#### Records for this exercise

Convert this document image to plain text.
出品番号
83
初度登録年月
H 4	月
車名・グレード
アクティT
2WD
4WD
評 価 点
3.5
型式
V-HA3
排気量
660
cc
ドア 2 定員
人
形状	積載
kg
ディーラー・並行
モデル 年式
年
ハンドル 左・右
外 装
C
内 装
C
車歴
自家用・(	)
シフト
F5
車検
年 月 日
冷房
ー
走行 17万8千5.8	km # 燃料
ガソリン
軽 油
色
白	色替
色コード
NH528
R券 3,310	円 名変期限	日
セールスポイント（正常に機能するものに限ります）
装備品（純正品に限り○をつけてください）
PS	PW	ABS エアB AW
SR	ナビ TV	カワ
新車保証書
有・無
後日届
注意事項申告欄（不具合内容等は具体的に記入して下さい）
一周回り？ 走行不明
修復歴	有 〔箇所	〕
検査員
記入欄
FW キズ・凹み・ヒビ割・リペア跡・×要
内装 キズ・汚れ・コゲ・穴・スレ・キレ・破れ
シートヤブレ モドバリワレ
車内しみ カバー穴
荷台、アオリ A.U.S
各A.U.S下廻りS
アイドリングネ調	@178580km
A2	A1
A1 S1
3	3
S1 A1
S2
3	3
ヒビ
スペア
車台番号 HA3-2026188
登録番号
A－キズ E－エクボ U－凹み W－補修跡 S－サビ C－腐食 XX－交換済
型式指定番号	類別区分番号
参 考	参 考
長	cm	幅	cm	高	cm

########

Repeat all the entries word for word.

### Response to the task:
Convert this document image to plain text.
出品番号
83
初度登録年月
H 4	月
車名・グレード
アクティT
2WD
4WD
評 価 点
3.5
型式
V-HA3
排気量
660
cc
ドア 2 定員
人
形状	積載
kg
ディーラー・並行
モデル 年式
年
ハンドル 左・右
外 装
C
内 装
C
車歴
自家用・(	)
シフト
F5
車検
年 月 日
冷房
ー
走行 17万8千5.8	km # 燃料
ガソリン
軽 油
色
白	色替
色コード
NH528
R券 3,310	円 名変期限	日
セールスポイント（正常に機能するものに限ります）
装備品（純正品に限り○をつけてください）
PS	PW	ABS エアB AW
SR	ナビ TV	カワ
新車保証書
有・無
後日届
注意事項申告欄（不具合内容等は具体的に記入して下さい）
一周回り？ 走行不明
修復歴	有 〔箇所	〕
検査員
記入欄
FW キズ・凹み・ヒビ割・リペア跡・×要
内装 キズ・汚れ・コゲ・穴・スレ・キレ・破れ
シートヤブレ モドバリワレ
車内しみ カバー穴
荷台、アオリ A.U.S
各A.U.S下廻りS
アイドリングネ調	@178580km
A2	A1
A1 S1
3	3
S1 A1
S2
3	3
ヒビ
スペア
車台番号 HA3-2026188
登録番号
A－キズ E－エクボ U－凹み W－補修跡 S－サビ C－腐食 XX－交換済
型式指定番号	類別区分番号
参 考	参 考
長	cm	幅	cm	高	cm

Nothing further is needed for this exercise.